**Extract to read:**
= = = =
The Chinese economy continues to decelerate.
The HSBC China Manufacturing PMI (down from 49.6 to 48.9) has contracted in four of the past five months, with the pace of the decline in April at a 12-month low. Output (down from 51.3 to 50.0) stagnated, while new orders (down from 49.8 to 48.7) and employment (up from 47.4 to 47.8) contracted once again. Hiring has been negative for 18 straight months. On the other hand, exports (up from 49.8 to 50.3) shifted slightly positive. Along those lines, the official manufacturing PMI figures from the National Bureau of Statistics of China also reflected stalled growth, with the headline index unchanged at 50.1. That report suggested that small and medium-sized manufacturers were experiencing a contraction in activity, with larger firms growing ever so slightly.

Overall, China’s economic data reflect slower—but still sizable—growth. Real GDP rose 7.0 percent year-over-year in the first quarter, down from 7.3 percent growth in the fourth quarter. This was consistent with the new target for 2015. More importantly, other data show just how much activity has eased of late. Industrial production edged slightly higher, up from 5.6 percent year-over-year in March to 5.9 percent in April. Yet, output in the sector remains below the 8.7 percent annual growth rate seen 12 months ago, and it continues a larger easing trend seen over the past few months. Along those lines, retail sales moved lower once more, down from 10.2 percent year-over-year in March to 10.0 percent in April, and private investment in fixed assets shifted down from 13.6 percent to 12.7 percent year-over-year growth for the month. To be fair, each of these paces for expansion remains at healthy rates of activity, but they are much lower than what market participants are accustomed to seeing.

Despite some easing in April, Europe’s economy has made some modest progress in recent months.
= = = =
**Dataset extract:**
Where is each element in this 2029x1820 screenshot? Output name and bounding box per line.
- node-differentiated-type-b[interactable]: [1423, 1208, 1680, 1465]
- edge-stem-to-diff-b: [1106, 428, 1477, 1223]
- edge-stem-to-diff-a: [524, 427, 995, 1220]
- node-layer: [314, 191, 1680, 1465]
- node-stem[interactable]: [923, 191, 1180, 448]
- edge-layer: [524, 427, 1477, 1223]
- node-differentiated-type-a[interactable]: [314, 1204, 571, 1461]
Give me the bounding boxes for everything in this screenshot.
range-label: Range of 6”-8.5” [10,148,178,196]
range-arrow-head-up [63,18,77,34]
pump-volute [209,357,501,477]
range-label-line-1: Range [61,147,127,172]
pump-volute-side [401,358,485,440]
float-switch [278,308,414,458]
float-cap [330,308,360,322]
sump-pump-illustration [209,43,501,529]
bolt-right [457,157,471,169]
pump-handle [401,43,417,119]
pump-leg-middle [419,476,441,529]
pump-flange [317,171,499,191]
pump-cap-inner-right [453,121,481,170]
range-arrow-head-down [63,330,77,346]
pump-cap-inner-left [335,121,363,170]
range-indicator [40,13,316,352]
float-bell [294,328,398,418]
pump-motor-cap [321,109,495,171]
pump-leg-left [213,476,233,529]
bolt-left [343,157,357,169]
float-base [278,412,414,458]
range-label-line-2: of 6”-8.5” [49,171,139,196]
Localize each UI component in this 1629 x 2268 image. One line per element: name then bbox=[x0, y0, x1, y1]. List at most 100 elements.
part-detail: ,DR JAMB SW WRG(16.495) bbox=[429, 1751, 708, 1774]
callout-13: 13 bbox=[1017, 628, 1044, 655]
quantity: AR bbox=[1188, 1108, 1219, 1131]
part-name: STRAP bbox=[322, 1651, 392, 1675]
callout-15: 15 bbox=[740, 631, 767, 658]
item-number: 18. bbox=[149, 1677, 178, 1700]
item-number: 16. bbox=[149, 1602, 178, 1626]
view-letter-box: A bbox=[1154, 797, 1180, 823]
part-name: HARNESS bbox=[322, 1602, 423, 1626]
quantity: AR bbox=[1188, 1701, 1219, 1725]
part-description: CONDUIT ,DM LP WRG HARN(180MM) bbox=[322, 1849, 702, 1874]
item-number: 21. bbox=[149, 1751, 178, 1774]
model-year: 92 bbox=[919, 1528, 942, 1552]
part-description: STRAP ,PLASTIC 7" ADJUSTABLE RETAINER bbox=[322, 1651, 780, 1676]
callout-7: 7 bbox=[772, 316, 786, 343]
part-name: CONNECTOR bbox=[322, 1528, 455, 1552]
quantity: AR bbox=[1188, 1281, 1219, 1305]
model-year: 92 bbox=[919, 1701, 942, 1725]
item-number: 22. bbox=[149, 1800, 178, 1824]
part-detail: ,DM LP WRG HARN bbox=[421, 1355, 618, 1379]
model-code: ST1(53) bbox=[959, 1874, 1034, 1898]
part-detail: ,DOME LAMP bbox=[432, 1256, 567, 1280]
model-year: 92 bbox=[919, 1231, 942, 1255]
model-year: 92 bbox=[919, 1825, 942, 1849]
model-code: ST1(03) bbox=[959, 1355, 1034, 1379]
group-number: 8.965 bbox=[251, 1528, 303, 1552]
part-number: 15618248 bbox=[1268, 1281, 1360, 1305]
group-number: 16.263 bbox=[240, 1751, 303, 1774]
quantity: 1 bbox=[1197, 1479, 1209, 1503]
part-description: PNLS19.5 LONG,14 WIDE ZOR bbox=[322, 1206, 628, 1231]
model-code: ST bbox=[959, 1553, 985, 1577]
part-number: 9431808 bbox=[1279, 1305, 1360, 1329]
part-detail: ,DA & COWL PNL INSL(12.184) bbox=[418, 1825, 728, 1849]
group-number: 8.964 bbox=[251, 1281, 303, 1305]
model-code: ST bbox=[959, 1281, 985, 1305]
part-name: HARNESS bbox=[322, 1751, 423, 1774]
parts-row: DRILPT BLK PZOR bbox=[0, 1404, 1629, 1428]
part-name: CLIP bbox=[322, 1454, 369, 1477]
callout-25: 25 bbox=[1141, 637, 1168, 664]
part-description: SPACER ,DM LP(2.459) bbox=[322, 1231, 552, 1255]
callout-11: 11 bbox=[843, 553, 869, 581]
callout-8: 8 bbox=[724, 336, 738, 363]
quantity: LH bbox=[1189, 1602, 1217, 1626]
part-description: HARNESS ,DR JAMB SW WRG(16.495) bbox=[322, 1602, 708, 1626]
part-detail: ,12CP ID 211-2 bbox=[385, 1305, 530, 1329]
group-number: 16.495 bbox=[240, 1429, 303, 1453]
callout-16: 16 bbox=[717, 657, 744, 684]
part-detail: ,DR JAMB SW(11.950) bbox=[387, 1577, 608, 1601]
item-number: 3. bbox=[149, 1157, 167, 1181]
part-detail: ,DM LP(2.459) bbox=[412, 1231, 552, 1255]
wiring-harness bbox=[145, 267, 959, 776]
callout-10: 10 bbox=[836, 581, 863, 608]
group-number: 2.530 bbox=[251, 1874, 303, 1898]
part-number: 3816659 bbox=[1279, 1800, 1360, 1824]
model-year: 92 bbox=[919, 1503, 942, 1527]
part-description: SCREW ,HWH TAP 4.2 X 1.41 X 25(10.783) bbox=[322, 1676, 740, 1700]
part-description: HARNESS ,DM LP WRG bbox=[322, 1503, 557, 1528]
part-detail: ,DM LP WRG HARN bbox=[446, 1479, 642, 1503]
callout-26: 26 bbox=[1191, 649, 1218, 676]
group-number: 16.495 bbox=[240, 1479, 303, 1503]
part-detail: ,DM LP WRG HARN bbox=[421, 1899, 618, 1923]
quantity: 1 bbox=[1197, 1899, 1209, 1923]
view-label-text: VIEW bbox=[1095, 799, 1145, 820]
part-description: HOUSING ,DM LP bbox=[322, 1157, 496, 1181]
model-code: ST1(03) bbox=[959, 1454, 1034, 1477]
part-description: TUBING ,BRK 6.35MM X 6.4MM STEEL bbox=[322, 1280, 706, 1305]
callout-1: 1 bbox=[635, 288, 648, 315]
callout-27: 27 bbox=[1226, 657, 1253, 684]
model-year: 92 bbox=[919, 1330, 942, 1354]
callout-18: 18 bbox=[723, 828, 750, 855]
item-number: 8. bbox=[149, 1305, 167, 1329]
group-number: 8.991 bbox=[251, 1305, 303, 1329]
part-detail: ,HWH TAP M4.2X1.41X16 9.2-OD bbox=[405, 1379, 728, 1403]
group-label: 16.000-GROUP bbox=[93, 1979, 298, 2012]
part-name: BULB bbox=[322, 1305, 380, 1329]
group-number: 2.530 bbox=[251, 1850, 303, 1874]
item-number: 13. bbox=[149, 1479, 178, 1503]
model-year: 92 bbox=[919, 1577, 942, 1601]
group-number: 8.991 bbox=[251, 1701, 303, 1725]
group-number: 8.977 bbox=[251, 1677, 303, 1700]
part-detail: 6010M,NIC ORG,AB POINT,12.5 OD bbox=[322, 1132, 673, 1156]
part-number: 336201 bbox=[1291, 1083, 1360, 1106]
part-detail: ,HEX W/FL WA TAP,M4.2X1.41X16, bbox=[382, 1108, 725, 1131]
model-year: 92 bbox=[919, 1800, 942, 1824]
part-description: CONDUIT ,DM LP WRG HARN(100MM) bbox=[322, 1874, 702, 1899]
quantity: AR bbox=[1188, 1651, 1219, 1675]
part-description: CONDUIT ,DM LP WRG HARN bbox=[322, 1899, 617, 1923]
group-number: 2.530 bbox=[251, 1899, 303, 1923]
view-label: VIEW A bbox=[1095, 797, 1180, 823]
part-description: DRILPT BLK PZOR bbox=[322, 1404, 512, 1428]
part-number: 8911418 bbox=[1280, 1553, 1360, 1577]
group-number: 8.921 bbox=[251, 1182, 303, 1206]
= = = =
**Goal A:** According to the passage on China's economy, how much did real GDP rise year-over-year in the first quarter?
**Goal B:** From the passage on China's economy, extract the text between "The Chinese economy" and "ever so slightly.", inclusive.

**Written solution A:** 7.0 percent

**Written solution B:**
The Chinese economy continues to decelerate.
The HSBC China Manufacturing PMI (down from 49.6 to 48.9) has contracted in four of the past five months, with the pace of the decline in April at a 12-month low. Output (down from 51.3 to 50.0) stagnated, while new orders (down from 49.8 to 48.7) and employment (up from 47.4 to 47.8) contracted once again. Hiring has been negative for 18 straight months. On the other hand, exports (up from 49.8 to 50.3) shifted slightly positive. Along those lines, the official manufacturing PMI figures from the National Bureau of Statistics of China also reflected stalled growth, with the headline index unchanged at 50.1. That report suggested that small and medium-sized manufacturers were experiencing a contraction in activity, with larger firms growing ever so slightly.